[Part of a data file]
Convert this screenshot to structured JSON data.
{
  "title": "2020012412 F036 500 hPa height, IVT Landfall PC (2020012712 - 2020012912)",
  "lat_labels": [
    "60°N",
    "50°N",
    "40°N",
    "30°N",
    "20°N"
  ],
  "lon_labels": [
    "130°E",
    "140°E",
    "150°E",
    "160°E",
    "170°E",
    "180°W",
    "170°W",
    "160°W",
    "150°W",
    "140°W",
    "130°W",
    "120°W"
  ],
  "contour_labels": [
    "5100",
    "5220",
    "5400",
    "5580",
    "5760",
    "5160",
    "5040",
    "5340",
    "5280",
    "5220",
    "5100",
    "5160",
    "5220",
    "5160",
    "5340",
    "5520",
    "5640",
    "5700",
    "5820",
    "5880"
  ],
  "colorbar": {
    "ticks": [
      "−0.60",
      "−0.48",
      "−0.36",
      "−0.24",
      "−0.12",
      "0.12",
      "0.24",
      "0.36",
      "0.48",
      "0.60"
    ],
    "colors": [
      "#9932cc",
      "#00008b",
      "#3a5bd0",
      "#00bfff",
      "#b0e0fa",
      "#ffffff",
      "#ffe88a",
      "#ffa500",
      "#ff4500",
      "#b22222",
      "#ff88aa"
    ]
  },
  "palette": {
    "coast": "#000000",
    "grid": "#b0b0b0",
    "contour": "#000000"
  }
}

#### Goal of the exercise:
Each record above should be repeated exactly as it appears.

#### Exercise output:
Convert this screenshot to structured JSON data.
{
  "title": "2020012412 F036 500 hPa height, IVT Landfall PC (2020012712 - 2020012912)",
  "lat_labels": [
    "60°N",
    "50°N",
    "40°N",
    "30°N",
    "20°N"
  ],
  "lon_labels": [
    "130°E",
    "140°E",
    "150°E",
    "160°E",
    "170°E",
    "180°W",
    "170°W",
    "160°W",
    "150°W",
    "140°W",
    "130°W",
    "120°W"
  ],
  "contour_labels": [
    "5100",
    "5220",
    "5400",
    "5580",
    "5760",
    "5160",
    "5040",
    "5340",
    "5280",
    "5220",
    "5100",
    "5160",
    "5220",
    "5160",
    "5340",
    "5520",
    "5640",
    "5700",
    "5820",
    "5880"
  ],
  "colorbar": {
    "ticks": [
      "−0.60",
      "−0.48",
      "−0.36",
      "−0.24",
      "−0.12",
      "0.12",
      "0.24",
      "0.36",
      "0.48",
      "0.60"
    ],
    "colors": [
      "#9932cc",
      "#00008b",
      "#3a5bd0",
      "#00bfff",
      "#b0e0fa",
      "#ffffff",
      "#ffe88a",
      "#ffa500",
      "#ff4500",
      "#b22222",
      "#ff88aa"
    ]
  },
  "palette": {
    "coast": "#000000",
    "grid": "#b0b0b0",
    "contour": "#000000"
  }
}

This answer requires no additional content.